PAGE EXCERPT:
I'm Michael Joel Hall. I've been practicing and teaching yoga for over twenty years. I've been the director of operations for a multistudio chain and have incubated my self practice yoga club for over a decade. I'm the founder of Ashtanga Tech — a yoga education platform for people who want to create a practice that serves them, not just the other way around. This is Ashtanga Tech Support. Every episode, I pull a few questions from the yoga and Ashtanga corners of Reddit, and I answer them. I've spent a lot of time thinking about this stuff, but also kind of just answering off the cuff. Don't get it twisted, its serious business but we don't have to be. Ok, lets get into it.
Mine would be that it doesn't matter if you're not flexible for all poses, most if not all of them can be modified. submitted by /u/YogaGoApp
— via r/ashtanga
The OP's answer is great — flexibility doesn't matter, most poses can be modified. That's true. But my advice to past-me would be different.
Stop trying to be good at it.
I spent years treating practice like a performance review. Every morning I'd roll out my mat and grade myself. Did I bind today? Did I float? Did I hold it long enough? I was turning a contemplative practice into a competitive sport — and the only opponent was yesterday's version of me.
The whole system is designed to show you where you're stuck. Not just physically. The poses you hate? Those are the ones doing the most work. The days you don't want to practice? That's the practice.
So my actual advice: learn the system. Understand why the sequence exists, why the breath count matters, why the gaze points are where they are. When you understand the architecture, you stop worrying about whether you're "good" and start paying attention to what's actually happening.
There's a study guide on the count system at ashtanga.tech/study-guide/ashtanga-vinyasa-yoga-count/ that I wish someone had handed me in my first year. And the one on what asana actually means — ashtanga.tech/study-guide/asana-philosophy-purpose-definition-purpose-of-asana/ — would have saved me a lot of unnecessary suffering.
Past me needed to hear: this is a diagnostic tool, not a talent show. The practice is already working. You just have to stop getting in the way.

WHAT IS BEING ASKED: Please quote the Ashtanga post word for word, everything from "The whole system" down to "of unnecessary suffering.". The rows play no part in this.

RECORDS SUPPLIED:
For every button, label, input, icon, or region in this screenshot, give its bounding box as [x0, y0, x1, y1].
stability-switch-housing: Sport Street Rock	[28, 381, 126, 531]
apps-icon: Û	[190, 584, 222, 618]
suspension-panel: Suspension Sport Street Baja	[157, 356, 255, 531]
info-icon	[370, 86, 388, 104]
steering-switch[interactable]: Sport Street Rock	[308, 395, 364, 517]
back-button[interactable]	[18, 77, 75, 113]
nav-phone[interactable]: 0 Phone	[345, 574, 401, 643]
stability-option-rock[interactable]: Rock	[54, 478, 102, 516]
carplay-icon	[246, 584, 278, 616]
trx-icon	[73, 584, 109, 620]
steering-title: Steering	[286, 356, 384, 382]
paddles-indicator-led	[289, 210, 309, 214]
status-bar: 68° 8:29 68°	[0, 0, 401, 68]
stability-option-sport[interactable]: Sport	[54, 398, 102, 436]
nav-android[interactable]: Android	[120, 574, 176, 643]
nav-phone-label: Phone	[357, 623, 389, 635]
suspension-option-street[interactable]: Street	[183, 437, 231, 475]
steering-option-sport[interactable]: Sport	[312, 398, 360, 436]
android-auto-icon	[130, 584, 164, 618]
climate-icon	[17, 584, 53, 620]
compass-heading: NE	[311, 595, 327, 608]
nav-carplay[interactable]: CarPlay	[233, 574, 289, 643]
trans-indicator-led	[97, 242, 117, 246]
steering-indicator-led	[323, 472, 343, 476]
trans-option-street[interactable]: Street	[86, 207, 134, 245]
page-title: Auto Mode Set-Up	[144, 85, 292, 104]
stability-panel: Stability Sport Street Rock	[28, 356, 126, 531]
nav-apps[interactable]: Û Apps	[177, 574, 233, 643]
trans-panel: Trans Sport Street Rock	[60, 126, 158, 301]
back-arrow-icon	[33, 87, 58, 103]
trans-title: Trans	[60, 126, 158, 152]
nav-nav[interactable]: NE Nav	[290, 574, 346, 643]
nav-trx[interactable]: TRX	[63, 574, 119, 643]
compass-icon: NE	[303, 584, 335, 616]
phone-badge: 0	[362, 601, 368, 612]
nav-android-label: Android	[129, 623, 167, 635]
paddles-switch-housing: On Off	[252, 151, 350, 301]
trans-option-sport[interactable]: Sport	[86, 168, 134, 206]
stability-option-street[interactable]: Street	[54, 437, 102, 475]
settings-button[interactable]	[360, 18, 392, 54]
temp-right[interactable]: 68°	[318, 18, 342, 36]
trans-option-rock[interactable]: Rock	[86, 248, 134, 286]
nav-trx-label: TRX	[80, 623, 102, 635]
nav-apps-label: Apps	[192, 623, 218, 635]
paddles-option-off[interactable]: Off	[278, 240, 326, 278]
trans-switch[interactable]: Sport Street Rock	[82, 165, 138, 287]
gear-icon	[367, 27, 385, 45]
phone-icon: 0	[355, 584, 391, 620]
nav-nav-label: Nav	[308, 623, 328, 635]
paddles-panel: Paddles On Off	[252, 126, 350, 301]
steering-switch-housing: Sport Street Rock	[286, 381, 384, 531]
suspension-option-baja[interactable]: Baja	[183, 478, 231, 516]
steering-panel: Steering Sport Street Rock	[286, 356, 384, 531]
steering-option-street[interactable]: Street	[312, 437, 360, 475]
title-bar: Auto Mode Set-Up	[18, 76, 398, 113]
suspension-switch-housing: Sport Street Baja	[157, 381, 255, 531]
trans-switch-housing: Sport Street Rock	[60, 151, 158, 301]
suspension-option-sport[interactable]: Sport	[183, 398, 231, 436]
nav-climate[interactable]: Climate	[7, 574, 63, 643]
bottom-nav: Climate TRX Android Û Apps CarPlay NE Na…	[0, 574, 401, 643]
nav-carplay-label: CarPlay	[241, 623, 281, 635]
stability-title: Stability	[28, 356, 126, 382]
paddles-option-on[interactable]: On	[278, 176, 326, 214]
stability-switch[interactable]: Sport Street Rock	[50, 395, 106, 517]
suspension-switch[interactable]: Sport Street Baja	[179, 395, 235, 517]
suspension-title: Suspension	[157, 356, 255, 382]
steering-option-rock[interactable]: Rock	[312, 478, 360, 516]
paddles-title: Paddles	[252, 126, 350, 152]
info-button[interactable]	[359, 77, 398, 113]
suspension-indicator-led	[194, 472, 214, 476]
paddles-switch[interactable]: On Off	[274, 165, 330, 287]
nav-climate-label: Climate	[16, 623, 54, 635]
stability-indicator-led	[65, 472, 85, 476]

ANSWER TO THIS EXERCISE:
The whole system is designed to show you where you're stuck. Not just physically. The poses you hate? Those are the ones doing the most work. The days you don't want to practice? That's the practice.
So my actual advice: learn the system. Understand why the sequence exists, why the breath count matters, why the gaze points are where they are. When you understand the architecture, you stop worrying about whether you're "good" and start paying attention to what's actually happening.
There's a study guide on the count system at ashtanga.tech/study-guide/ashtanga-vinyasa-yoga-count/ that I wish someone had handed me in my first year. And the one on what asana actually means — ashtanga.tech/study-guide/asana-philosophy-purpose-definition-purpose-of-asana/ — would have saved me a lot of unnecessary suffering.